**TASK OBJECTIVE**
Repeat each line exactly as it is written.

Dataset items
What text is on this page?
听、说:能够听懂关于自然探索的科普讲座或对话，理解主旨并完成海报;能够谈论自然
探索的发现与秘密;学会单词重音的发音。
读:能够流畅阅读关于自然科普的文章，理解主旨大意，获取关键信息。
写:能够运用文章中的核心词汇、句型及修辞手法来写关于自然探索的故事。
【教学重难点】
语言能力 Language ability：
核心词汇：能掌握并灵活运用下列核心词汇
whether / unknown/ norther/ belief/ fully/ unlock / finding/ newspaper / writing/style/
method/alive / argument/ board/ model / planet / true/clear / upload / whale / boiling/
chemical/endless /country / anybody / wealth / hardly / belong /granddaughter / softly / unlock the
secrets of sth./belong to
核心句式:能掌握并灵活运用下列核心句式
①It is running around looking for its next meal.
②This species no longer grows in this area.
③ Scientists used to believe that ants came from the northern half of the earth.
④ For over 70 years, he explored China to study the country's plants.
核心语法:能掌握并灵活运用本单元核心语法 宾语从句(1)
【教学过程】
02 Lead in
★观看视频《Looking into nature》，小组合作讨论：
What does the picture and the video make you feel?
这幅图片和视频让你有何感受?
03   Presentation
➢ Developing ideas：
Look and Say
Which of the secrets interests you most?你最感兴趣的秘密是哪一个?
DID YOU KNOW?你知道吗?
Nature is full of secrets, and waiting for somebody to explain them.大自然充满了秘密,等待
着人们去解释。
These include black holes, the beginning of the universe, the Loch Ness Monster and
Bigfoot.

**TASK OUTPUT**
What text is on this page?
听、说:能够听懂关于自然探索的科普讲座或对话，理解主旨并完成海报;能够谈论自然
探索的发现与秘密;学会单词重音的发音。
读:能够流畅阅读关于自然科普的文章，理解主旨大意，获取关键信息。
写:能够运用文章中的核心词汇、句型及修辞手法来写关于自然探索的故事。
【教学重难点】
语言能力 Language ability：
核心词汇：能掌握并灵活运用下列核心词汇
whether / unknown/ norther/ belief/ fully/ unlock / finding/ newspaper / writing/style/
method/alive / argument/ board/ model / planet / true/clear / upload / whale / boiling/
chemical/endless /country / anybody / wealth / hardly / belong /granddaughter / softly / unlock the
secrets of sth./belong to
核心句式:能掌握并灵活运用下列核心句式
①It is running around looking for its next meal.
②This species no longer grows in this area.
③ Scientists used to believe that ants came from the northern half of the earth.
④ For over 70 years, he explored China to study the country's plants.
核心语法:能掌握并灵活运用本单元核心语法 宾语从句(1)
【教学过程】
02 Lead in
★观看视频《Looking into nature》，小组合作讨论：
What does the picture and the video make you feel?
这幅图片和视频让你有何感受?
03   Presentation
➢ Developing ideas：
Look and Say
Which of the secrets interests you most?你最感兴趣的秘密是哪一个?
DID YOU KNOW?你知道吗?
Nature is full of secrets, and waiting for somebody to explain them.大自然充满了秘密,等待
着人们去解释。
These include black holes, the beginning of the universe, the Loch Ness Monster and
Bigfoot.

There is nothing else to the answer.